# Aim of the exercise
Search the listing for the string "salvageable" and copy every line that contains it.

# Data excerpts

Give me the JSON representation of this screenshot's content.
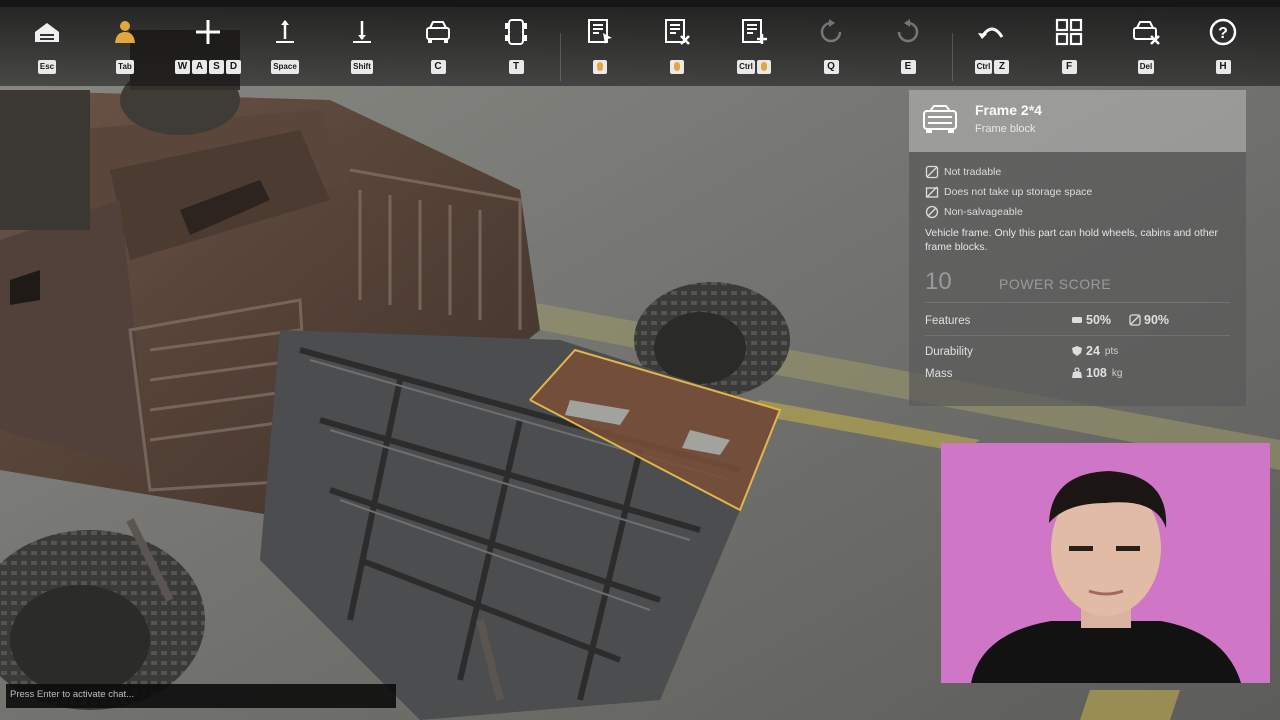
{
  "toolbar": {
    "tools": [
      {
        "icon": "garage-icon",
        "keys": [
          "Esc"
        ]
      },
      {
        "icon": "crew-icon",
        "keys": [
          "Tab"
        ]
      },
      {
        "icon": "move-icon",
        "keys": [
          "W",
          "A",
          "S",
          "D"
        ]
      },
      {
        "icon": "raise-icon",
        "keys": [
          "Space"
        ]
      },
      {
        "icon": "lower-icon",
        "keys": [
          "Shift"
        ]
      },
      {
        "icon": "vehicle-front-icon",
        "keys": [
          "C"
        ]
      },
      {
        "icon": "vehicle-top-icon",
        "keys": [
          "T"
        ]
      },
      {
        "icon": "select-part-icon",
        "keys": []
      },
      {
        "icon": "delete-part-icon",
        "keys": []
      },
      {
        "icon": "add-part-icon",
        "keys": [
          "Ctrl"
        ]
      },
      {
        "icon": "rotate-left-icon",
        "keys": [
          "Q"
        ]
      },
      {
        "icon": "rotate-right-icon",
        "keys": [
          "E"
        ]
      },
      {
        "icon": "undo-icon",
        "keys": [
          "Ctrl",
          "Z"
        ]
      },
      {
        "icon": "grid-icon",
        "keys": [
          "F"
        ]
      },
      {
        "icon": "delete-vehicle-icon",
        "keys": [
          "Del"
        ]
      },
      {
        "icon": "help-icon",
        "keys": [
          "H"
        ]
      }
    ]
  },
  "part": {
    "name": "Frame 2*4",
    "category": "Frame block",
    "properties": [
      {
        "icon": "not-tradable-icon",
        "text": "Not tradable"
      },
      {
        "icon": "no-storage-icon",
        "text": "Does not take up storage space"
      },
      {
        "icon": "non-salvageable-icon",
        "text": "Non-salvageable"
      }
    ],
    "description": "Vehicle frame. Only this part can hold wheels, cabins and other frame blocks.",
    "power_score": "10",
    "power_score_label": "POWER SCORE",
    "features_label": "Features",
    "feature_values": [
      "50%",
      "90%"
    ],
    "durability_label": "Durability",
    "durability_value": "24",
    "durability_unit": "pts",
    "mass_label": "Mass",
    "mass_value": "108",
    "mass_unit": "kg"
  },
  "chat": {
    "placeholder": "Press Enter to activate chat..."
  },
  "colors": {
    "highlight": "#e2b54a",
    "webcam_bg": "#cf76c6"
  }
}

# Result below
        "icon": "non-salvageable-icon",
        "text": "Non-salvageable"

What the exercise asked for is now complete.